• **Instructions to follow**: Where does the string "name" appear in the records? Copy every line that contains it.

• **Supplied material**:

────────────────────────────────────────

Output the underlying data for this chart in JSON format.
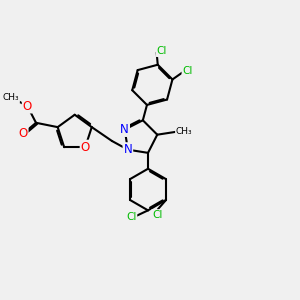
{
  "background_color": "#f0f0f0",
  "bond_color": "#000000",
  "bond_width": 1.5,
  "atom_colors": {
    "N": "#0000ff",
    "O": "#ff0000",
    "Cl": "#00bb00",
    "C": "#000000"
  },
  "font_size_atom": 7.5,
  "font_size_small": 6.5
}
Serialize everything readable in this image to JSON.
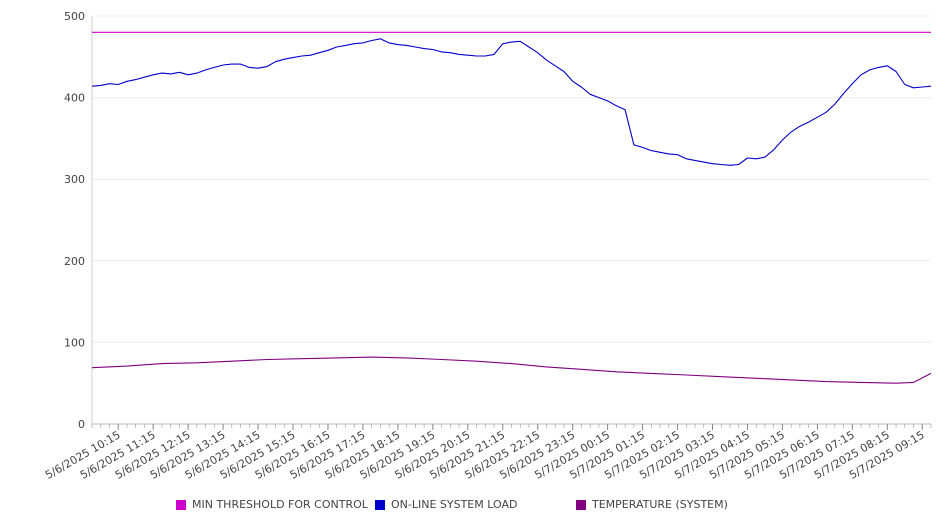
{
  "chart_data": {
    "type": "line",
    "title": "",
    "xlabel": "",
    "ylabel": "",
    "ylim": [
      0,
      500
    ],
    "y_ticks": [
      0,
      100,
      200,
      300,
      400,
      500
    ],
    "x_tick_labels": [
      "5/6/2025 10:15",
      "5/6/2025 11:15",
      "5/6/2025 12:15",
      "5/6/2025 13:15",
      "5/6/2025 14:15",
      "5/6/2025 15:15",
      "5/6/2025 16:15",
      "5/6/2025 17:15",
      "5/6/2025 18:15",
      "5/6/2025 19:15",
      "5/6/2025 20:15",
      "5/6/2025 21:15",
      "5/6/2025 22:15",
      "5/6/2025 23:15",
      "5/7/2025 00:15",
      "5/7/2025 01:15",
      "5/7/2025 02:15",
      "5/7/2025 03:15",
      "5/7/2025 04:15",
      "5/7/2025 05:15",
      "5/7/2025 06:15",
      "5/7/2025 07:15",
      "5/7/2025 08:15",
      "5/7/2025 09:15"
    ],
    "x_range": [
      "5/6/2025 09:30",
      "5/7/2025 09:30"
    ],
    "grid": true,
    "legend_position": "bottom",
    "series": [
      {
        "name": "MIN THRESHOLD FOR CONTROL",
        "color": "#cc00cc",
        "points": [
          [
            "5/6/2025 09:30",
            480
          ],
          [
            "5/7/2025 09:30",
            480
          ]
        ]
      },
      {
        "name": "ON-LINE SYSTEM LOAD",
        "color": "#0000cc",
        "points": [
          [
            "5/6/2025 09:30",
            414
          ],
          [
            "5/6/2025 09:45",
            415
          ],
          [
            "5/6/2025 10:00",
            417
          ],
          [
            "5/6/2025 10:15",
            416
          ],
          [
            "5/6/2025 10:30",
            420
          ],
          [
            "5/6/2025 10:45",
            422
          ],
          [
            "5/6/2025 11:00",
            425
          ],
          [
            "5/6/2025 11:15",
            428
          ],
          [
            "5/6/2025 11:30",
            430
          ],
          [
            "5/6/2025 11:45",
            429
          ],
          [
            "5/6/2025 12:00",
            431
          ],
          [
            "5/6/2025 12:15",
            428
          ],
          [
            "5/6/2025 12:30",
            430
          ],
          [
            "5/6/2025 12:45",
            434
          ],
          [
            "5/6/2025 13:00",
            437
          ],
          [
            "5/6/2025 13:15",
            440
          ],
          [
            "5/6/2025 13:30",
            441
          ],
          [
            "5/6/2025 13:45",
            441
          ],
          [
            "5/6/2025 14:00",
            437
          ],
          [
            "5/6/2025 14:15",
            436
          ],
          [
            "5/6/2025 14:30",
            438
          ],
          [
            "5/6/2025 14:45",
            444
          ],
          [
            "5/6/2025 15:00",
            447
          ],
          [
            "5/6/2025 15:15",
            449
          ],
          [
            "5/6/2025 15:30",
            451
          ],
          [
            "5/6/2025 15:45",
            452
          ],
          [
            "5/6/2025 16:00",
            455
          ],
          [
            "5/6/2025 16:15",
            458
          ],
          [
            "5/6/2025 16:30",
            462
          ],
          [
            "5/6/2025 16:45",
            464
          ],
          [
            "5/6/2025 17:00",
            466
          ],
          [
            "5/6/2025 17:15",
            467
          ],
          [
            "5/6/2025 17:30",
            470
          ],
          [
            "5/6/2025 17:45",
            472
          ],
          [
            "5/6/2025 18:00",
            467
          ],
          [
            "5/6/2025 18:15",
            465
          ],
          [
            "5/6/2025 18:30",
            464
          ],
          [
            "5/6/2025 18:45",
            462
          ],
          [
            "5/6/2025 19:00",
            460
          ],
          [
            "5/6/2025 19:15",
            459
          ],
          [
            "5/6/2025 19:30",
            456
          ],
          [
            "5/6/2025 19:45",
            455
          ],
          [
            "5/6/2025 20:00",
            453
          ],
          [
            "5/6/2025 20:15",
            452
          ],
          [
            "5/6/2025 20:30",
            451
          ],
          [
            "5/6/2025 20:45",
            451
          ],
          [
            "5/6/2025 21:00",
            453
          ],
          [
            "5/6/2025 21:15",
            466
          ],
          [
            "5/6/2025 21:30",
            468
          ],
          [
            "5/6/2025 21:45",
            469
          ],
          [
            "5/6/2025 22:00",
            462
          ],
          [
            "5/6/2025 22:15",
            455
          ],
          [
            "5/6/2025 22:30",
            446
          ],
          [
            "5/6/2025 22:45",
            439
          ],
          [
            "5/6/2025 23:00",
            432
          ],
          [
            "5/6/2025 23:15",
            420
          ],
          [
            "5/6/2025 23:30",
            413
          ],
          [
            "5/6/2025 23:45",
            404
          ],
          [
            "5/7/2025 00:00",
            400
          ],
          [
            "5/7/2025 00:15",
            396
          ],
          [
            "5/7/2025 00:30",
            390
          ],
          [
            "5/7/2025 00:45",
            385
          ],
          [
            "5/7/2025 01:00",
            342
          ],
          [
            "5/7/2025 01:15",
            339
          ],
          [
            "5/7/2025 01:30",
            335
          ],
          [
            "5/7/2025 01:45",
            333
          ],
          [
            "5/7/2025 02:00",
            331
          ],
          [
            "5/7/2025 02:15",
            330
          ],
          [
            "5/7/2025 02:30",
            325
          ],
          [
            "5/7/2025 02:45",
            323
          ],
          [
            "5/7/2025 03:00",
            321
          ],
          [
            "5/7/2025 03:15",
            319
          ],
          [
            "5/7/2025 03:30",
            318
          ],
          [
            "5/7/2025 03:45",
            317
          ],
          [
            "5/7/2025 04:00",
            318
          ],
          [
            "5/7/2025 04:15",
            326
          ],
          [
            "5/7/2025 04:30",
            325
          ],
          [
            "5/7/2025 04:45",
            327
          ],
          [
            "5/7/2025 05:00",
            336
          ],
          [
            "5/7/2025 05:15",
            348
          ],
          [
            "5/7/2025 05:30",
            358
          ],
          [
            "5/7/2025 05:45",
            365
          ],
          [
            "5/7/2025 06:00",
            370
          ],
          [
            "5/7/2025 06:15",
            376
          ],
          [
            "5/7/2025 06:30",
            382
          ],
          [
            "5/7/2025 06:45",
            392
          ],
          [
            "5/7/2025 07:00",
            405
          ],
          [
            "5/7/2025 07:15",
            417
          ],
          [
            "5/7/2025 07:30",
            428
          ],
          [
            "5/7/2025 07:45",
            434
          ],
          [
            "5/7/2025 08:00",
            437
          ],
          [
            "5/7/2025 08:15",
            439
          ],
          [
            "5/7/2025 08:30",
            432
          ],
          [
            "5/7/2025 08:45",
            416
          ],
          [
            "5/7/2025 09:00",
            412
          ],
          [
            "5/7/2025 09:15",
            413
          ],
          [
            "5/7/2025 09:30",
            414
          ]
        ]
      },
      {
        "name": "TEMPERATURE (SYSTEM)",
        "color": "#800080",
        "points": [
          [
            "5/6/2025 09:30",
            69
          ],
          [
            "5/6/2025 10:30",
            71
          ],
          [
            "5/6/2025 11:30",
            74
          ],
          [
            "5/6/2025 12:30",
            75
          ],
          [
            "5/6/2025 13:30",
            77
          ],
          [
            "5/6/2025 14:30",
            79
          ],
          [
            "5/6/2025 15:30",
            80
          ],
          [
            "5/6/2025 16:30",
            81
          ],
          [
            "5/6/2025 17:30",
            82
          ],
          [
            "5/6/2025 18:30",
            81
          ],
          [
            "5/6/2025 19:30",
            79
          ],
          [
            "5/6/2025 20:30",
            77
          ],
          [
            "5/6/2025 21:30",
            74
          ],
          [
            "5/6/2025 22:30",
            70
          ],
          [
            "5/6/2025 23:30",
            67
          ],
          [
            "5/7/2025 00:30",
            64
          ],
          [
            "5/7/2025 01:30",
            62
          ],
          [
            "5/7/2025 02:30",
            60
          ],
          [
            "5/7/2025 03:30",
            58
          ],
          [
            "5/7/2025 04:30",
            56
          ],
          [
            "5/7/2025 05:30",
            54
          ],
          [
            "5/7/2025 06:30",
            52
          ],
          [
            "5/7/2025 07:30",
            51
          ],
          [
            "5/7/2025 08:30",
            50
          ],
          [
            "5/7/2025 09:00",
            51
          ],
          [
            "5/7/2025 09:30",
            62
          ]
        ]
      }
    ]
  }
}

────────────────────────────────────────

• **Result for this exercise**:
        "name": "MIN THRESHOLD FOR CONTROL",
        "name": "ON-LINE SYSTEM LOAD",
        "name": "TEMPERATURE (SYSTEM)",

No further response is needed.